# SOURCE DATA:
+===+
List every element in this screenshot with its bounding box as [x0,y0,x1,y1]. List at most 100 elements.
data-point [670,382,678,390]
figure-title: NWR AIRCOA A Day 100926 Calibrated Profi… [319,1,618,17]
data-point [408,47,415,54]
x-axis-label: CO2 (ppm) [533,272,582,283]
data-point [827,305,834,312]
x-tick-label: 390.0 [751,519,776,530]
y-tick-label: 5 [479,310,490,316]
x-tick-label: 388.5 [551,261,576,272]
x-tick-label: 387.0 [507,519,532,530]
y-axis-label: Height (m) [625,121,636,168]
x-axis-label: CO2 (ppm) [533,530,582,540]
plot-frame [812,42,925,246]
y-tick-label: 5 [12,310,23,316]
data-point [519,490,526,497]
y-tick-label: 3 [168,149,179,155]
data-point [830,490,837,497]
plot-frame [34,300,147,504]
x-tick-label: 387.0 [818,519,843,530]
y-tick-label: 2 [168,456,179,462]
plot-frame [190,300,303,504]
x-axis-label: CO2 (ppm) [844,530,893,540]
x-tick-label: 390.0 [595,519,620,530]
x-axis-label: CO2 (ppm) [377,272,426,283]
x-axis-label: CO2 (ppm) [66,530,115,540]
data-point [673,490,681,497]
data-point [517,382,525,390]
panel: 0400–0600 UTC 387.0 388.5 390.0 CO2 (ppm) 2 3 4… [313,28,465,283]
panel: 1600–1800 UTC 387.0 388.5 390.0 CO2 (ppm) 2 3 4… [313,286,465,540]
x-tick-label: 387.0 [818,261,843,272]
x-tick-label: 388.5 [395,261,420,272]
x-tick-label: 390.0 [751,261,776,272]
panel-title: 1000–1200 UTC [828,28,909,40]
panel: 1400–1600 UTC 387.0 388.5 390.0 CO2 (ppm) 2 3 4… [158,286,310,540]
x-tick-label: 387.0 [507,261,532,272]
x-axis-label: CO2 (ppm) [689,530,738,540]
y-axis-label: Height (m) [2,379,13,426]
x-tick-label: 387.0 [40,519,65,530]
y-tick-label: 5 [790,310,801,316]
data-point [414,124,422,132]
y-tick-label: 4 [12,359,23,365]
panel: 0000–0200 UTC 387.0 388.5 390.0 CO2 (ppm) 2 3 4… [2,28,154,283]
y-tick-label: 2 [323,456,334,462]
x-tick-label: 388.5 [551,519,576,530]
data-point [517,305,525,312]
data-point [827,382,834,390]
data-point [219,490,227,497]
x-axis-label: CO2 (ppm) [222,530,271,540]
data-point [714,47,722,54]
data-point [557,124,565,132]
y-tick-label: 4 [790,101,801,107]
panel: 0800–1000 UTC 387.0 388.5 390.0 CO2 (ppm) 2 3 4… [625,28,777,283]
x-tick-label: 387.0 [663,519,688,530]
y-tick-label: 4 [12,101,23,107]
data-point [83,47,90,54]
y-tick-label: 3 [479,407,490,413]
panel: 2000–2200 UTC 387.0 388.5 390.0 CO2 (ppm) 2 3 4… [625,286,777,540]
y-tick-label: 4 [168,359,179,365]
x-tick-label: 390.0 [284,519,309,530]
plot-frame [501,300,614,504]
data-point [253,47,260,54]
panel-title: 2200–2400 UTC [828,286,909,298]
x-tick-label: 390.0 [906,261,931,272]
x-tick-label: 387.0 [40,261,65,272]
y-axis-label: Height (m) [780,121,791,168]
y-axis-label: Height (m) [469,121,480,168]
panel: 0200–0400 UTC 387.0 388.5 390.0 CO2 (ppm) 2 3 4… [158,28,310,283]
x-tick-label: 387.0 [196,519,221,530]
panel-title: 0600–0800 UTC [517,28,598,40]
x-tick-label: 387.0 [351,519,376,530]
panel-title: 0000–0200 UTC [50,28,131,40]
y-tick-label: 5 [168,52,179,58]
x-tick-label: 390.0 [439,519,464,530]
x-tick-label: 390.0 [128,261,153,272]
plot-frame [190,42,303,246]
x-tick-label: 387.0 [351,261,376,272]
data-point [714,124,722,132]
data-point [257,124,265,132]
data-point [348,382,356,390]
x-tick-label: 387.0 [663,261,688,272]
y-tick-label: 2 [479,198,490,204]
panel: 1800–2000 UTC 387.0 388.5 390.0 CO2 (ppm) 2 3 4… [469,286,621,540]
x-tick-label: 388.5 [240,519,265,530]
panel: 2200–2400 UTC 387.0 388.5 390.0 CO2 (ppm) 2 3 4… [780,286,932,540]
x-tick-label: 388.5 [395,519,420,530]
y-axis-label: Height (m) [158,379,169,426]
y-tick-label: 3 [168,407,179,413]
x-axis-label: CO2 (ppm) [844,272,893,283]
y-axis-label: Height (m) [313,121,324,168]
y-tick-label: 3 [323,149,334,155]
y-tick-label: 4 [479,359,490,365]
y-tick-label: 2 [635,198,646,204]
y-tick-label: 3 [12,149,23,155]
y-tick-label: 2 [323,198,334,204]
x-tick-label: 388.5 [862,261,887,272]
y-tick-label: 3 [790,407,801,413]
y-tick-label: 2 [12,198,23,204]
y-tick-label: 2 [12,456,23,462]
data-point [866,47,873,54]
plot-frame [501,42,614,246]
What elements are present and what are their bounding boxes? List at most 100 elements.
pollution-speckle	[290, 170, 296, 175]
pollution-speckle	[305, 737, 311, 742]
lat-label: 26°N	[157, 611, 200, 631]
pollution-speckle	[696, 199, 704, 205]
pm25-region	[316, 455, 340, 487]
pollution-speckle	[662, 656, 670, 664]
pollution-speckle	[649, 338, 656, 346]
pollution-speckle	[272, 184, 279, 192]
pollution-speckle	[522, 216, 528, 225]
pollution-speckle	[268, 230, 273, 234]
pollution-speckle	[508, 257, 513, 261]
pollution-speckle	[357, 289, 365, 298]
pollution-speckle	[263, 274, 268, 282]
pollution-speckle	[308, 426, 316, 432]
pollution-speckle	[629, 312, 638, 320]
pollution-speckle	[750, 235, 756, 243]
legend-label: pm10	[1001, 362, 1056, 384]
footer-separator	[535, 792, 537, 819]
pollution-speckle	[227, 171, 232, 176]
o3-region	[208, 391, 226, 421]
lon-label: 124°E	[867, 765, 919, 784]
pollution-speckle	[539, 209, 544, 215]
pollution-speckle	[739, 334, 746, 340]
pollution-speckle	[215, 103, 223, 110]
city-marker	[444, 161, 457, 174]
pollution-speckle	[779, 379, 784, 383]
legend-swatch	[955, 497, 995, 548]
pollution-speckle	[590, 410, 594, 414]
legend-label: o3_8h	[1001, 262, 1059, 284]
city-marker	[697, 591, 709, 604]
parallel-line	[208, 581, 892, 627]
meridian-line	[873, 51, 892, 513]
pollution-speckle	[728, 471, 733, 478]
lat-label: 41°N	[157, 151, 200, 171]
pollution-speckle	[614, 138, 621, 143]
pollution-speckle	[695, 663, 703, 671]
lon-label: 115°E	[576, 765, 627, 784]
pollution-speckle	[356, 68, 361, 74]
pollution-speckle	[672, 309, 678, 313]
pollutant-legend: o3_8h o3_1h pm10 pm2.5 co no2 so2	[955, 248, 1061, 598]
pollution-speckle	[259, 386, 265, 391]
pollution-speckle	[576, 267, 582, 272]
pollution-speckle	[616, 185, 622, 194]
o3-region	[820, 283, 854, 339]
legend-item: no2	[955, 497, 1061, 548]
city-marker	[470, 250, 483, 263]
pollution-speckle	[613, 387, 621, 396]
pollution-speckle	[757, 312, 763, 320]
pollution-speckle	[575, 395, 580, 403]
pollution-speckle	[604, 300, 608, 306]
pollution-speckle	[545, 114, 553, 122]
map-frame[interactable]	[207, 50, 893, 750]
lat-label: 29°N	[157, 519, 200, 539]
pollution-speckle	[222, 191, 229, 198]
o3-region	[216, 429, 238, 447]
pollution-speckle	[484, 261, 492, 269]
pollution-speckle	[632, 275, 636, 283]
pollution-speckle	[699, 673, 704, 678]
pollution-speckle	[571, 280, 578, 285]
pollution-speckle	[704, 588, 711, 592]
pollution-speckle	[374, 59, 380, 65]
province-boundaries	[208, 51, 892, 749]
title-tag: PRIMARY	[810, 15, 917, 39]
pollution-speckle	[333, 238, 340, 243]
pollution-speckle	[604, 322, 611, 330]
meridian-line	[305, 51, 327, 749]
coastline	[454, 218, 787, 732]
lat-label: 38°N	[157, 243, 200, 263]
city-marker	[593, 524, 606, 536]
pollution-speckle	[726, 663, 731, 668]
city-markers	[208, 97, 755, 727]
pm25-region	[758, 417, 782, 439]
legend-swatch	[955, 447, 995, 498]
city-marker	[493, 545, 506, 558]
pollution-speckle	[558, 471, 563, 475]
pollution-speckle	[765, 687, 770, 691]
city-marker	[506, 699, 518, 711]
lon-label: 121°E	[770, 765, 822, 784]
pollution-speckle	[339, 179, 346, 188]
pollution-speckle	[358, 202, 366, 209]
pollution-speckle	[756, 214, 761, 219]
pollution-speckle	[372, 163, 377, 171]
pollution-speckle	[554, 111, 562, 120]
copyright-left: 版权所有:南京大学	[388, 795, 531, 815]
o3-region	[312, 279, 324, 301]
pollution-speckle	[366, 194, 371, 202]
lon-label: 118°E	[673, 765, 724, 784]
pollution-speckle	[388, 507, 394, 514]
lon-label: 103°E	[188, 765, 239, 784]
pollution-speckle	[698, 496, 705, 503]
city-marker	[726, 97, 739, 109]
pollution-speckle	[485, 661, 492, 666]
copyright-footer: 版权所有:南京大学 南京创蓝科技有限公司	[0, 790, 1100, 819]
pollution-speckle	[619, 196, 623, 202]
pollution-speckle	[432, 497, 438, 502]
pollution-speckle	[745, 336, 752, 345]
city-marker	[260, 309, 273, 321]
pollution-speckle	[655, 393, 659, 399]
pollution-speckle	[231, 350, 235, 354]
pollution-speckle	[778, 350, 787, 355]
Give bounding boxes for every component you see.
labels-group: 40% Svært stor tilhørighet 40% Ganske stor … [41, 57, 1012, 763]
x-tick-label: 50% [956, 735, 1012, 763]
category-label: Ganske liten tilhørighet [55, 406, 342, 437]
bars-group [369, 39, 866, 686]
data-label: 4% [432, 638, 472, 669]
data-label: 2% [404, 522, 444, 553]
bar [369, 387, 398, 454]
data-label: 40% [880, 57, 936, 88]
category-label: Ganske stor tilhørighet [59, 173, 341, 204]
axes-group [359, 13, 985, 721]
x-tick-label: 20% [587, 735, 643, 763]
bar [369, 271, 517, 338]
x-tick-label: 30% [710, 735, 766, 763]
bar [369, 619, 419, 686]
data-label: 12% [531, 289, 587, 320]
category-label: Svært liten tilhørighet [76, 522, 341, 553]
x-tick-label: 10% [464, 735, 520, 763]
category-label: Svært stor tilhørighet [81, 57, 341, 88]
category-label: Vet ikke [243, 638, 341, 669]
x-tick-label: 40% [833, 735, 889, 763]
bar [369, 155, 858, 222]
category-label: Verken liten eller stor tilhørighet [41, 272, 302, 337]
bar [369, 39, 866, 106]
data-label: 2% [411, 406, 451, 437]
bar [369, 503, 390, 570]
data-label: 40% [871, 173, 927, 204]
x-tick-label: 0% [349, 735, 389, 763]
+===+
Render the data as a numbered list, from its first line through the line containing "x-tick-label: 388.5 [551,519,576,530]", both included, and leave out any blank lines.

# RESULT OF THIS TASK:
1. List every element in this screenshot with its bounding box as [x0,y0,x1,y1]. List at most 100 elements.
2. data-point [670,382,678,390]
3. figure-title: NWR AIRCOA A Day 100926 Calibrated Profi… [319,1,618,17]
4. data-point [408,47,415,54]
5. x-axis-label: CO2 (ppm) [533,272,582,283]
6. data-point [827,305,834,312]
7. x-tick-label: 390.0 [751,519,776,530]
8. y-tick-label: 5 [479,310,490,316]
9. x-tick-label: 388.5 [551,261,576,272]
10. x-tick-label: 387.0 [507,519,532,530]
11. y-axis-label: Height (m) [625,121,636,168]
12. x-axis-label: CO2 (ppm) [533,530,582,540]
13. plot-frame [812,42,925,246]
14. y-tick-label: 5 [12,310,23,316]
15. data-point [519,490,526,497]
16. y-tick-label: 3 [168,149,179,155]
17. data-point [830,490,837,497]
18. plot-frame [34,300,147,504]
19. x-tick-label: 387.0 [818,519,843,530]
20. y-tick-label: 2 [168,456,179,462]
21. plot-frame [190,300,303,504]
22. x-axis-label: CO2 (ppm) [844,530,893,540]
23. x-tick-label: 390.0 [595,519,620,530]
24. x-axis-label: CO2 (ppm) [377,272,426,283]
25. x-axis-label: CO2 (ppm) [66,530,115,540]
26. data-point [673,490,681,497]
27. data-point [517,382,525,390]
28. panel: 0400–0600 UTC 387.0 388.5 390.0 CO2 (ppm) 2 3 4… [313,28,465,283]
29. panel: 1600–1800 UTC 387.0 388.5 390.0 CO2 (ppm) 2 3 4… [313,286,465,540]
30. x-tick-label: 387.0 [818,261,843,272]
31. x-tick-label: 388.5 [395,261,420,272]
32. x-tick-label: 390.0 [751,261,776,272]
33. panel-title: 1000–1200 UTC [828,28,909,40]
34. panel: 1400–1600 UTC 387.0 388.5 390.0 CO2 (ppm) 2 3 4… [158,286,310,540]
35. x-tick-label: 387.0 [507,261,532,272]
36. x-axis-label: CO2 (ppm) [689,530,738,540]
37. y-axis-label: Height (m) [2,379,13,426]
38. x-tick-label: 387.0 [40,519,65,530]
39. y-tick-label: 5 [790,310,801,316]
40. data-point [414,124,422,132]
41. y-tick-label: 4 [12,359,23,365]
42. panel: 0000–0200 UTC 387.0 388.5 390.0 CO2 (ppm) 2 3 4… [2,28,154,283]
43. y-tick-label: 2 [323,456,334,462]
44. x-tick-label: 388.5 [551,519,576,530]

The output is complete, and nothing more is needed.